Dataset excerpt
▶

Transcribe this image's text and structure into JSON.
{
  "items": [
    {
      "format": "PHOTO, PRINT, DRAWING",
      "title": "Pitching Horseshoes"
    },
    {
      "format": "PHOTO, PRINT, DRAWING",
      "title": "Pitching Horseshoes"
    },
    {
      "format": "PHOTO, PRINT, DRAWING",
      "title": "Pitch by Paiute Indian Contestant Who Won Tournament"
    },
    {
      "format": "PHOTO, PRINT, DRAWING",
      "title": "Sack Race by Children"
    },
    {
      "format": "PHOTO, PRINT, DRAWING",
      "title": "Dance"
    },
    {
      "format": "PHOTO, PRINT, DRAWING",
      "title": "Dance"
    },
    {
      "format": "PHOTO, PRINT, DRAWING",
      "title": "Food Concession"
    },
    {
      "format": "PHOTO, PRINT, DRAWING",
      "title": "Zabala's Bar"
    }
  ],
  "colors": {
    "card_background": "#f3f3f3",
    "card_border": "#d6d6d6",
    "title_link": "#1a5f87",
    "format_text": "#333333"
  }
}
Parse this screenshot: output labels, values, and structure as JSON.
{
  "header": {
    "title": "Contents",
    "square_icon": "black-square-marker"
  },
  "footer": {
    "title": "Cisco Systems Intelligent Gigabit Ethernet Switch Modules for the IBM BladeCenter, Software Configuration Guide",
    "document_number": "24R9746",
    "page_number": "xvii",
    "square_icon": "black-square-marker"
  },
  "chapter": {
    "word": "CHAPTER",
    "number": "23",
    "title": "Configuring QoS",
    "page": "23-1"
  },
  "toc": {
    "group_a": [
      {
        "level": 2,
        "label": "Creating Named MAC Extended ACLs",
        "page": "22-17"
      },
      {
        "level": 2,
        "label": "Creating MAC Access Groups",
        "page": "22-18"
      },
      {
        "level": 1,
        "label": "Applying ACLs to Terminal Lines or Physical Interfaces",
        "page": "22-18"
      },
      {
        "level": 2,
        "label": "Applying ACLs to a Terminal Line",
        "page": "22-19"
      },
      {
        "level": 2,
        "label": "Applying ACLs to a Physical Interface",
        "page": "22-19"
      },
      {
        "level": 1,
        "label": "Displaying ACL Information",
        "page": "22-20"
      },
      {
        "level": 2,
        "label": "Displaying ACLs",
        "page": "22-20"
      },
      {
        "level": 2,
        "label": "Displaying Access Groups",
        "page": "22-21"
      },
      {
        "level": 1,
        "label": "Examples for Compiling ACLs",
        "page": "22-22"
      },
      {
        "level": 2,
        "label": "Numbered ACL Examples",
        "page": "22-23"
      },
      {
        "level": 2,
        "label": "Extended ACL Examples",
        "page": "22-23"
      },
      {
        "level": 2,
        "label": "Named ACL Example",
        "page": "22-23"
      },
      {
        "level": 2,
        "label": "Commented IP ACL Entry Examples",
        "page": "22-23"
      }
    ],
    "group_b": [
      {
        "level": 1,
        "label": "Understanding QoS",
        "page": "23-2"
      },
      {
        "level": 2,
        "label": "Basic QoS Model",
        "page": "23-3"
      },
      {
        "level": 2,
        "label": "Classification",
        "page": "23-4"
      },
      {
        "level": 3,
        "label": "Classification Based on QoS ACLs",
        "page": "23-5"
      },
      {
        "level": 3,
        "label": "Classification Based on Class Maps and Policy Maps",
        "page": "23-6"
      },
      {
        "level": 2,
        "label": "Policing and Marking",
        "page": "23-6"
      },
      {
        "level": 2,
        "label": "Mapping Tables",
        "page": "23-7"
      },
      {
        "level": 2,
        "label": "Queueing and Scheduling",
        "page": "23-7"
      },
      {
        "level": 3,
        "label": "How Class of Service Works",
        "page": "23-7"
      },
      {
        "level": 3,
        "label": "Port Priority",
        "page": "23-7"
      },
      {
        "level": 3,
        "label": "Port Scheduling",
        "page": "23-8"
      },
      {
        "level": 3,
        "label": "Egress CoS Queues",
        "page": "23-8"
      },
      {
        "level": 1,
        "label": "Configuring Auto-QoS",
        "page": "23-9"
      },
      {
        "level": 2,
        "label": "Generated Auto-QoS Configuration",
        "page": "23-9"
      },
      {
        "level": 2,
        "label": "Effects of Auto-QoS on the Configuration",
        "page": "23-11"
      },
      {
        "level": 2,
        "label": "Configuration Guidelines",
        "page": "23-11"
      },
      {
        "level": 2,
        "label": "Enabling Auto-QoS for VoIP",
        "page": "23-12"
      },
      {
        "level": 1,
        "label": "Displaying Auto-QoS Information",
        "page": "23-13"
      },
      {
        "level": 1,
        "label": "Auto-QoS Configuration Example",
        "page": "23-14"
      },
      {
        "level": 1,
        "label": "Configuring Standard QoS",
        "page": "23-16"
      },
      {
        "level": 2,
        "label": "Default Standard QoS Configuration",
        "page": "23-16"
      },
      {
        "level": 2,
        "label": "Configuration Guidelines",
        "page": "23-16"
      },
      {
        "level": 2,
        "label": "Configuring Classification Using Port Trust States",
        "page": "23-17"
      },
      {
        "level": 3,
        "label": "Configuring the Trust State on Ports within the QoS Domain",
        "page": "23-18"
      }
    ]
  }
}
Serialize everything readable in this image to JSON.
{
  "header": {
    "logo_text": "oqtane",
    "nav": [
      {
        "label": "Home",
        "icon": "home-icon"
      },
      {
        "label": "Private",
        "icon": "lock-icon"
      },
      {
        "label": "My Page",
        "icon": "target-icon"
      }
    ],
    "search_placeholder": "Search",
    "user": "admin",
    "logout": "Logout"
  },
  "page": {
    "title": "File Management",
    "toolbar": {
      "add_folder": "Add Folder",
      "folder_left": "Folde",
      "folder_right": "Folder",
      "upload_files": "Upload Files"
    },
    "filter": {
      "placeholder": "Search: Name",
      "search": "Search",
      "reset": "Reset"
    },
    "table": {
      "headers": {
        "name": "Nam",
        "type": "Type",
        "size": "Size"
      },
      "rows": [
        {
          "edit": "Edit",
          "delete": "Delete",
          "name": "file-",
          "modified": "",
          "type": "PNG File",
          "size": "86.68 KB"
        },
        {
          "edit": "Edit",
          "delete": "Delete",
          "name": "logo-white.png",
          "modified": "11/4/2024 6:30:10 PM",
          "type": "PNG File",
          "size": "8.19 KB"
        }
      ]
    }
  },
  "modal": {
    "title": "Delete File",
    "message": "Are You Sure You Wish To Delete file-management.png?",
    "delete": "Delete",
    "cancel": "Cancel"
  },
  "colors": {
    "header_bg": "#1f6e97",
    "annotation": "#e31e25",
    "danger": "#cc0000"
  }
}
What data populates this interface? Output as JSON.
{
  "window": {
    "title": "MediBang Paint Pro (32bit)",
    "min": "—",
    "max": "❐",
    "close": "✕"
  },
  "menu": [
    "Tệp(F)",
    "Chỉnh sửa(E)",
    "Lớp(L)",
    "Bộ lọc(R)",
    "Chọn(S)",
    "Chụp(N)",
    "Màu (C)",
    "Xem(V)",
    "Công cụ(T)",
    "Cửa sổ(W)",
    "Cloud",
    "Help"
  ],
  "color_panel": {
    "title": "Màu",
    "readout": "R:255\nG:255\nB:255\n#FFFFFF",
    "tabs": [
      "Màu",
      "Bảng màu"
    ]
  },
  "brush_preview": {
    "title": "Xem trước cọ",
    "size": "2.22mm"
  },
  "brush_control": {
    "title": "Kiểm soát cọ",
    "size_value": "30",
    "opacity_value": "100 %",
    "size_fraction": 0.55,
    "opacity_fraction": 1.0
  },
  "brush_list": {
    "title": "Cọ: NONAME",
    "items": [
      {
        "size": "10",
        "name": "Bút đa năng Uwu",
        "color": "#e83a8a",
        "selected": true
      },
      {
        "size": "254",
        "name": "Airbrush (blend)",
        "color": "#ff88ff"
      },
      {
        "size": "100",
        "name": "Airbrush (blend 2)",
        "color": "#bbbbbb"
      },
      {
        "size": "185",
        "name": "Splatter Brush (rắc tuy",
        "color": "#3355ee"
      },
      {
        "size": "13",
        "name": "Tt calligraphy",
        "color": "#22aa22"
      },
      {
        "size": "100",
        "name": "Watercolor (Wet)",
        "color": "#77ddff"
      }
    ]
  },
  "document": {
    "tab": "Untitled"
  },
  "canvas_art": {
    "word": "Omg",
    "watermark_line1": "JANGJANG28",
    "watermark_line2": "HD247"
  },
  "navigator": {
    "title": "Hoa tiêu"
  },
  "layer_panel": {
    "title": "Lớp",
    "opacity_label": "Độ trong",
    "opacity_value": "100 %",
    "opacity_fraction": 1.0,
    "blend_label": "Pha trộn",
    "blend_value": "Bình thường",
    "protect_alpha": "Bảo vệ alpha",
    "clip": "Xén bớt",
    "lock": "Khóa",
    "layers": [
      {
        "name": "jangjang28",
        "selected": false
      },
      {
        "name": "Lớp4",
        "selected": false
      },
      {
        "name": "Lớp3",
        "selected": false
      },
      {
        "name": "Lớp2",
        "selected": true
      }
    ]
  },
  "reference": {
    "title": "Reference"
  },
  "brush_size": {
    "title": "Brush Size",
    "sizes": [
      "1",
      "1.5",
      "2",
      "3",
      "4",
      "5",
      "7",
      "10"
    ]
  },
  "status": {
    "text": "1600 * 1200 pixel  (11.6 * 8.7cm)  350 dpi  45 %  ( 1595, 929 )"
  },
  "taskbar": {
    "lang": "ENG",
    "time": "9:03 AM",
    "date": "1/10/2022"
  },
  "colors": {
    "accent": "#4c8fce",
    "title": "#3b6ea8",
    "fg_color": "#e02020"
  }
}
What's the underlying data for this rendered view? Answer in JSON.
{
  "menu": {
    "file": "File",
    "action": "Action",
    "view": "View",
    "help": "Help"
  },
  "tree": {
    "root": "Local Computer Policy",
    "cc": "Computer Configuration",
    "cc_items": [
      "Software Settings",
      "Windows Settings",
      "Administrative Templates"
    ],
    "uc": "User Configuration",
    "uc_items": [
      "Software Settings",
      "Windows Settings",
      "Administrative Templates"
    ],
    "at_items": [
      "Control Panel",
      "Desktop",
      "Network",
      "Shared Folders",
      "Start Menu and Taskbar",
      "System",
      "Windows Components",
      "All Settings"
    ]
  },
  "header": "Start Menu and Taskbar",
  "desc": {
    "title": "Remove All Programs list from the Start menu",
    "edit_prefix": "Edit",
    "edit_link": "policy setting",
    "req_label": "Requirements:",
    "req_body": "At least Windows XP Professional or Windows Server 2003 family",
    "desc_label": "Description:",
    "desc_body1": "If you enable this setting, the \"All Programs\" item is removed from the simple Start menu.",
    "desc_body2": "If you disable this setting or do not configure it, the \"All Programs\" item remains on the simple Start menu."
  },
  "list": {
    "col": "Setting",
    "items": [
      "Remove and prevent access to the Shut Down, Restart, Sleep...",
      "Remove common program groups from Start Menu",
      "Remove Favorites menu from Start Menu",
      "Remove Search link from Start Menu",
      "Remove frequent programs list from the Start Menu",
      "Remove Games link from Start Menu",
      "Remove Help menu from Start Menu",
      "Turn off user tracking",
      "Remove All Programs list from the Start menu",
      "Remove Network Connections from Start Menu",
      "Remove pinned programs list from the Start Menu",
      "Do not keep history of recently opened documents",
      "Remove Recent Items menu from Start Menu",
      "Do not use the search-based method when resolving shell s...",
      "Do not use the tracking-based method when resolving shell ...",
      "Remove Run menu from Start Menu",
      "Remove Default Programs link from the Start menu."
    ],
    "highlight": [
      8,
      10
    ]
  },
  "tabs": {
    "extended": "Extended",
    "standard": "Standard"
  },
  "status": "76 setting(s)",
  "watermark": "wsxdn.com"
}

◀

**Required work:** Scan the material above. Return every line containing the string "Airbrush".

**Task answer:**
        "name": "Airbrush (blend)",
        "name": "Airbrush (blend 2)",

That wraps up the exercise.